(What you need to do): Convert the records, from the first line through the line containing "hidden-assets-text: 已隐藏本单不可使用的虚拟资产 bbox=[332, 1564, 809, 1604]", into a JSON list of strings with one string for each line and no blank lines.

(Data entries):
********

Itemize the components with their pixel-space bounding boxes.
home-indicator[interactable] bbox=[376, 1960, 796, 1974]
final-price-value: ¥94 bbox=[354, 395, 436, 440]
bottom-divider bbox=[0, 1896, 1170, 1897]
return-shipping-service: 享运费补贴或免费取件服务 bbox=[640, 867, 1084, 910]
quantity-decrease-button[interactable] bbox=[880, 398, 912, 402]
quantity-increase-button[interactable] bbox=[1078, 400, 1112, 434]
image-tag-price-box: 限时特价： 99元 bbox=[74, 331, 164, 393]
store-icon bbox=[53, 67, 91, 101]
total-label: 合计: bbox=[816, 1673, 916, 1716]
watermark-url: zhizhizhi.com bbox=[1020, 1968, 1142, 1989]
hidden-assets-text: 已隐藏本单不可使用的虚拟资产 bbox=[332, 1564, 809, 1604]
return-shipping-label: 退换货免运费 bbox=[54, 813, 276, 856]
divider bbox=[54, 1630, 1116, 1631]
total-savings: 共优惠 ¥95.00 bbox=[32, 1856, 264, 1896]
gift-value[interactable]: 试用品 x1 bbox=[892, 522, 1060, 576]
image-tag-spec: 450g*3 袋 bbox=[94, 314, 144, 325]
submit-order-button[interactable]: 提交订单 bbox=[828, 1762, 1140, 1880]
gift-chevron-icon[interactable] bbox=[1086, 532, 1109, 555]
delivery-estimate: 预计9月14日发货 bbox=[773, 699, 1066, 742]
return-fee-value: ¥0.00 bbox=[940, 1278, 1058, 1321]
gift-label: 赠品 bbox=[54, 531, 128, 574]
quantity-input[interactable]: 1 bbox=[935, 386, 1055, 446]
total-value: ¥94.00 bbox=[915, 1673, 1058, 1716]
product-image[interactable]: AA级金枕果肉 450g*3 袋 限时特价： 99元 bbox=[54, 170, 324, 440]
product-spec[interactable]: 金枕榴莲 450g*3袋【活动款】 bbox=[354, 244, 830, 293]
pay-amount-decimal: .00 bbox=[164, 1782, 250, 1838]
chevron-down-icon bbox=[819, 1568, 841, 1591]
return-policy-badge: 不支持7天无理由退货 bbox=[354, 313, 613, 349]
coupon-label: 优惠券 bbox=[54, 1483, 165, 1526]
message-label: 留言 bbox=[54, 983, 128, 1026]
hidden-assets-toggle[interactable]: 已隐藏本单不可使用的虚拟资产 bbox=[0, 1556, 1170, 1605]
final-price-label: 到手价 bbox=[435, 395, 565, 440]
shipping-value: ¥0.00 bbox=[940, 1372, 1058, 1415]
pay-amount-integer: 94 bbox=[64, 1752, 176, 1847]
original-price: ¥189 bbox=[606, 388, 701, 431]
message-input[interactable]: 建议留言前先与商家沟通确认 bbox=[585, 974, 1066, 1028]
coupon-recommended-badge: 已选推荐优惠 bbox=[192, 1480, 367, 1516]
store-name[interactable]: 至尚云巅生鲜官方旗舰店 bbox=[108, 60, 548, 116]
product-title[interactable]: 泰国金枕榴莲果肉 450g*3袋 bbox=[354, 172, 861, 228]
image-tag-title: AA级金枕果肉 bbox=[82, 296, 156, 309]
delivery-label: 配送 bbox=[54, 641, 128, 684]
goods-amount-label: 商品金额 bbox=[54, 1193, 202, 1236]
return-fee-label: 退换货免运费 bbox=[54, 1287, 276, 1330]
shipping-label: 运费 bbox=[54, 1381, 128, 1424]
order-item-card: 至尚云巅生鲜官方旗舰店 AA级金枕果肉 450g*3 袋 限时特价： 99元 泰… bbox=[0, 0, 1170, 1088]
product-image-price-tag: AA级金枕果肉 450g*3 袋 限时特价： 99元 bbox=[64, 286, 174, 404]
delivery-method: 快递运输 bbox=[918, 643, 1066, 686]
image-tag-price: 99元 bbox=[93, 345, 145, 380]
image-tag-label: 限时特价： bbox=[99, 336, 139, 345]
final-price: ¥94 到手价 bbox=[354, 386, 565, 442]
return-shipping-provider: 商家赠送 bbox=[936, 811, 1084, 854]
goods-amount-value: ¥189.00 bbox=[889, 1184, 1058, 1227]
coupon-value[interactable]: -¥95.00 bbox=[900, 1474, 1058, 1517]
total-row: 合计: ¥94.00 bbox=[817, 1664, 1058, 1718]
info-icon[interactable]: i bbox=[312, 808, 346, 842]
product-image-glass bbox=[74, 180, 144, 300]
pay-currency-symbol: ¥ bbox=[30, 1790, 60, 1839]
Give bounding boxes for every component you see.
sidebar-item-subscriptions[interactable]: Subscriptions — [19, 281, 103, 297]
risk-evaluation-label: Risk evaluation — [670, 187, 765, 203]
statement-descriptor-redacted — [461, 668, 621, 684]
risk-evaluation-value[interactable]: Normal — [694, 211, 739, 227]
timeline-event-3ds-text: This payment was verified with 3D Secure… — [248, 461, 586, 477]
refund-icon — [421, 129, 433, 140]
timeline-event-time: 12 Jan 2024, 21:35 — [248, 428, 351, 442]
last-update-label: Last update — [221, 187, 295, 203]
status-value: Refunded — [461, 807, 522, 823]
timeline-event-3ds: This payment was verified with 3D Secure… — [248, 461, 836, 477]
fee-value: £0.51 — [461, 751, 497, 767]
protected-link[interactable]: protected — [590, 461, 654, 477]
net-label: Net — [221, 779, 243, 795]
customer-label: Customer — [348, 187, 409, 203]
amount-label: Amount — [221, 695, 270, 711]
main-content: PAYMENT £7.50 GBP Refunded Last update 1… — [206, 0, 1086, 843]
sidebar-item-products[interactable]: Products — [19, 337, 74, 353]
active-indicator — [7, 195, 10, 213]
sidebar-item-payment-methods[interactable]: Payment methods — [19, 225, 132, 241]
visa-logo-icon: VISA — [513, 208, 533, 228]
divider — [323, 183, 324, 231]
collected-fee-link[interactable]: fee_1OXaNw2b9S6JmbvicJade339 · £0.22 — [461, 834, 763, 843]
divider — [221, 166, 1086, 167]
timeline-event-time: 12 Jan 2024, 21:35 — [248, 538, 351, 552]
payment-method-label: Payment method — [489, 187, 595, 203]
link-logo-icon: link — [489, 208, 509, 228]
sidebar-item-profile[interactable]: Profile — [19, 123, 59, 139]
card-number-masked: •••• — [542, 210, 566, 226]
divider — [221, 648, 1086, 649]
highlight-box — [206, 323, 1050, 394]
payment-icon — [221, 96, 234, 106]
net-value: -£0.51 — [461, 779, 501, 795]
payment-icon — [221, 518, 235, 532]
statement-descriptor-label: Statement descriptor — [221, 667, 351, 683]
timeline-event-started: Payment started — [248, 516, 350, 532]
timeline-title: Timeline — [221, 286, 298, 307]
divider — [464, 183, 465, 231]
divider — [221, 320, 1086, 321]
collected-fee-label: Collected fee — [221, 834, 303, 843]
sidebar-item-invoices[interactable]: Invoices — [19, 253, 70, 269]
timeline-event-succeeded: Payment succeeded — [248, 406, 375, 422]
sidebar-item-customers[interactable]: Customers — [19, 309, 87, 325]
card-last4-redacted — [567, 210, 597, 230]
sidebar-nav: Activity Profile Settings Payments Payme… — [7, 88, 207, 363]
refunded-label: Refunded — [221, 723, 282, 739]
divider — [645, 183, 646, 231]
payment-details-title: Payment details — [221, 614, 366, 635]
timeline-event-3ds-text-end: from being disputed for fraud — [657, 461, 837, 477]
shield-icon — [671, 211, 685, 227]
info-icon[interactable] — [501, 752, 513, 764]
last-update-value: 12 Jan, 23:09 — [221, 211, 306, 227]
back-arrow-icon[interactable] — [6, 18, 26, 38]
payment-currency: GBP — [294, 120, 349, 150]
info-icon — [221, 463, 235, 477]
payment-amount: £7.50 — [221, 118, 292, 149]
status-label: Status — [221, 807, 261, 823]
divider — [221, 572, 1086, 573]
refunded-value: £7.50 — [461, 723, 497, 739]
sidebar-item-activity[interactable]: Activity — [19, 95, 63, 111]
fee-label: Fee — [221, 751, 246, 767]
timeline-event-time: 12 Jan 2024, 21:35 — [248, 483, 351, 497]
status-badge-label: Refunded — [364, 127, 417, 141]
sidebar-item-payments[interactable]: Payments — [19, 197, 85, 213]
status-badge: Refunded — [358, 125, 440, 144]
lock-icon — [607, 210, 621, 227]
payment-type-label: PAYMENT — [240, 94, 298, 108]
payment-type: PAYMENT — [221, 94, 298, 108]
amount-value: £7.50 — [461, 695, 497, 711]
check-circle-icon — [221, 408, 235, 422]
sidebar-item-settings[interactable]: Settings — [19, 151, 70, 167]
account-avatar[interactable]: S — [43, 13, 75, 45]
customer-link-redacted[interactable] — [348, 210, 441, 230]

********

(Task output):
[
  "Itemize the components with their pixel-space bounding boxes.",
  "home-indicator[interactable] bbox=[376, 1960, 796, 1974]",
  "final-price-value: ¥94 bbox=[354, 395, 436, 440]",
  "bottom-divider bbox=[0, 1896, 1170, 1897]",
  "return-shipping-service: 享运费补贴或免费取件服务 bbox=[640, 867, 1084, 910]",
  "quantity-decrease-button[interactable] bbox=[880, 398, 912, 402]",
  "quantity-increase-button[interactable] bbox=[1078, 400, 1112, 434]",
  "image-tag-price-box: 限时特价： 99元 bbox=[74, 331, 164, 393]",
  "store-icon bbox=[53, 67, 91, 101]",
  "total-label: 合计: bbox=[816, 1673, 916, 1716]",
  "watermark-url: zhizhizhi.com bbox=[1020, 1968, 1142, 1989]",
  "hidden-assets-text: 已隐藏本单不可使用的虚拟资产 bbox=[332, 1564, 809, 1604]"
]